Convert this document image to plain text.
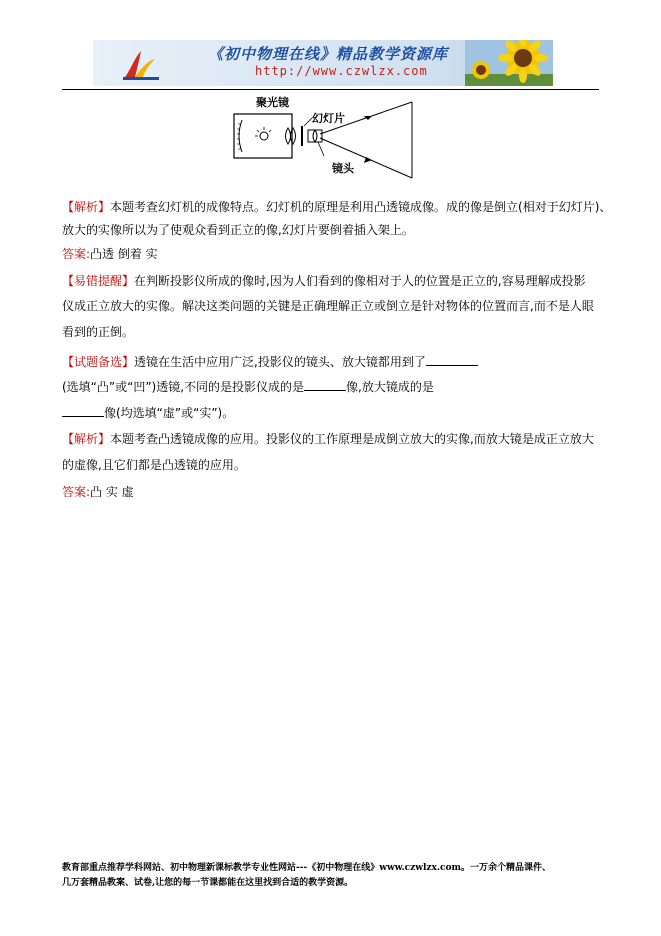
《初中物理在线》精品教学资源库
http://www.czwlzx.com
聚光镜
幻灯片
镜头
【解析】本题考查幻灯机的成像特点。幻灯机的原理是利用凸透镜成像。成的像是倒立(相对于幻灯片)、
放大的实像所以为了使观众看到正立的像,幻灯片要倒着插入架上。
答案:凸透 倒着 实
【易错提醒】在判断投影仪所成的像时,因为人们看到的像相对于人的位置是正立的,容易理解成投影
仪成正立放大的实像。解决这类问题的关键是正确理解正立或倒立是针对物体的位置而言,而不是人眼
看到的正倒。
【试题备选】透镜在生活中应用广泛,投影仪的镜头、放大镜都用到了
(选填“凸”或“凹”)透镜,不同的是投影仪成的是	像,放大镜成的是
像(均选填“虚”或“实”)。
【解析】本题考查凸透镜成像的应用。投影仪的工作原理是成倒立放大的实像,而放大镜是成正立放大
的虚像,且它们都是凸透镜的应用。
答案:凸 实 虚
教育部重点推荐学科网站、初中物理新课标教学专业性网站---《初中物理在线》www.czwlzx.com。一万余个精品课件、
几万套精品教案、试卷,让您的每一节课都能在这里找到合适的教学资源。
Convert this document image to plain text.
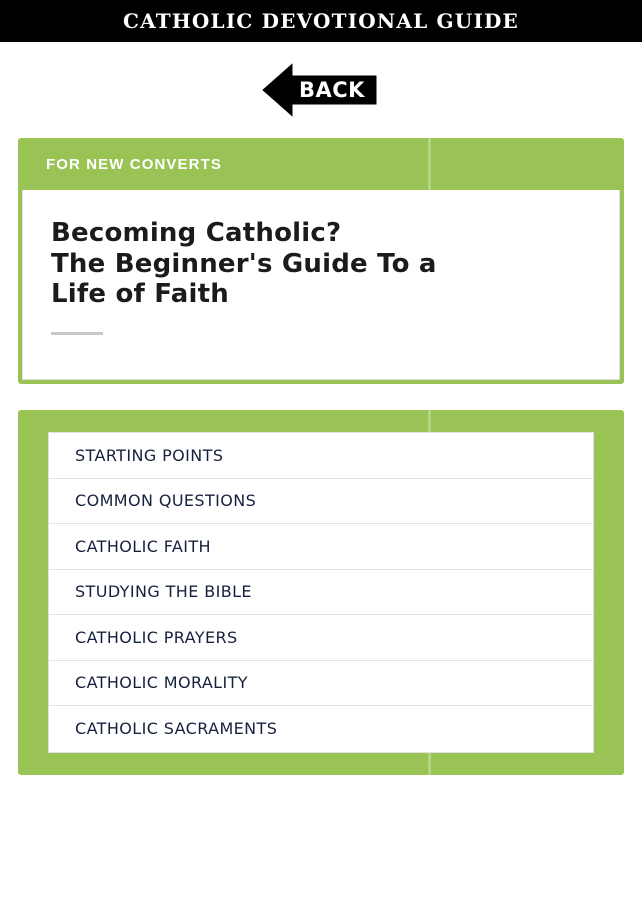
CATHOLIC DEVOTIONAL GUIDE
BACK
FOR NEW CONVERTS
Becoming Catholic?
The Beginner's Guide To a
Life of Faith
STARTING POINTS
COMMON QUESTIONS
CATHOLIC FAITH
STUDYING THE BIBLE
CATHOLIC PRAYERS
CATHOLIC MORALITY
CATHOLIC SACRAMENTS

--

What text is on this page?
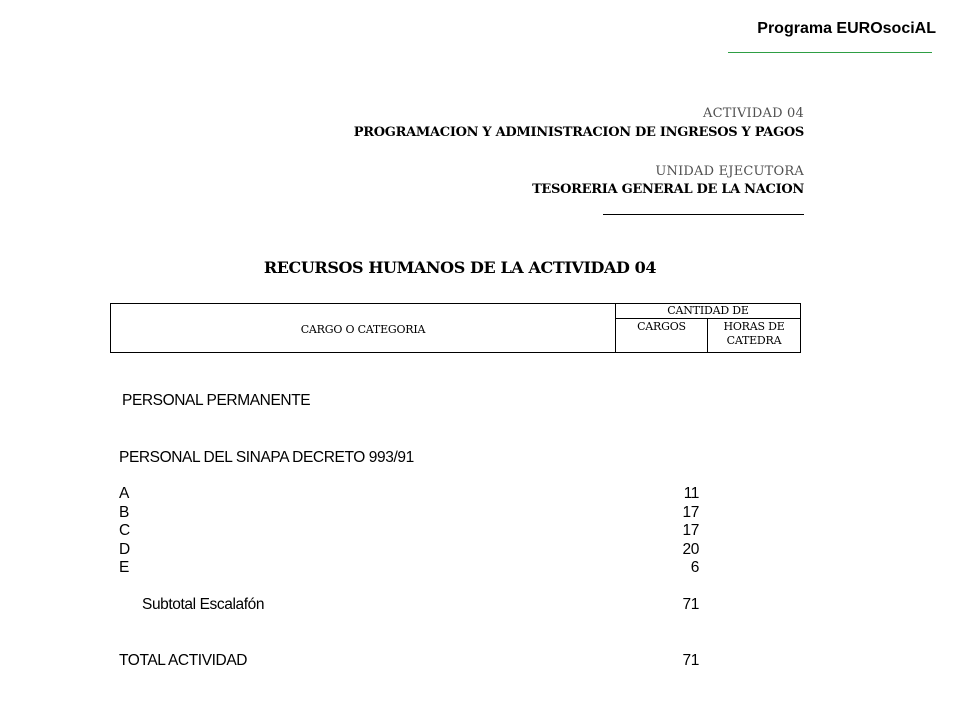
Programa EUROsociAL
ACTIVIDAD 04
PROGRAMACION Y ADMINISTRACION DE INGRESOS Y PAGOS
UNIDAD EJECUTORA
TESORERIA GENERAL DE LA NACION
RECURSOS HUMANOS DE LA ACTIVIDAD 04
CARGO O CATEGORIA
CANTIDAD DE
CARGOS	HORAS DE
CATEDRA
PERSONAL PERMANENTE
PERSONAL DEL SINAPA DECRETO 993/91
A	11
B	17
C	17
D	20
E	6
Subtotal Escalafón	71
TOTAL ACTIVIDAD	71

---

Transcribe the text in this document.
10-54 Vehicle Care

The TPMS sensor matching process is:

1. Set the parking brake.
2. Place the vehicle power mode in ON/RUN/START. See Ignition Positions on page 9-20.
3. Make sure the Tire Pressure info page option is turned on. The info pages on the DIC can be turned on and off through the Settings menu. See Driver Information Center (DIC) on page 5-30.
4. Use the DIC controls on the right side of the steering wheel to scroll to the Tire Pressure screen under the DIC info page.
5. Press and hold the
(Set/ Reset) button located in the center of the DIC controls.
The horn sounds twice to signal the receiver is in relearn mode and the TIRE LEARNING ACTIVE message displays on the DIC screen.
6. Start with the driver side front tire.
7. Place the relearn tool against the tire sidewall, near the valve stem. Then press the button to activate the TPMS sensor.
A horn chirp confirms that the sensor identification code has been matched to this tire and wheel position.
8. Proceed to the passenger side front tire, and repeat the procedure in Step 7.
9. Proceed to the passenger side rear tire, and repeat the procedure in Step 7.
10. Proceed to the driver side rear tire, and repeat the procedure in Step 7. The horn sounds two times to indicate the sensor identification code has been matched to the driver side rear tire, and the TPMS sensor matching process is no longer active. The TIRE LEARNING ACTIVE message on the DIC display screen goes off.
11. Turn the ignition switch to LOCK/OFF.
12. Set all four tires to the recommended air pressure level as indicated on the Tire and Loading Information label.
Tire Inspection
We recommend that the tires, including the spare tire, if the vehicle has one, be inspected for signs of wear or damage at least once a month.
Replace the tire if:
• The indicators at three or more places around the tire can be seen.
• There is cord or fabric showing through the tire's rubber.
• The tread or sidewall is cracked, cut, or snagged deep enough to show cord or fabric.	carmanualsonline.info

→ Problem:
Write out every line of the listing that holds the word "procedure".

→ Result:
8. Proceed to the passenger side front tire, and repeat the procedure in Step 7.
9. Proceed to the passenger side rear tire, and repeat the procedure in Step 7.
10. Proceed to the driver side rear tire, and repeat the procedure in Step 7. The horn sounds two times to indicate the sensor identification code has been matched to the driver side rear tire, and the TPMS sensor matching process is no longer active. The TIRE LEARNING ACTIVE message on the DIC display screen goes off.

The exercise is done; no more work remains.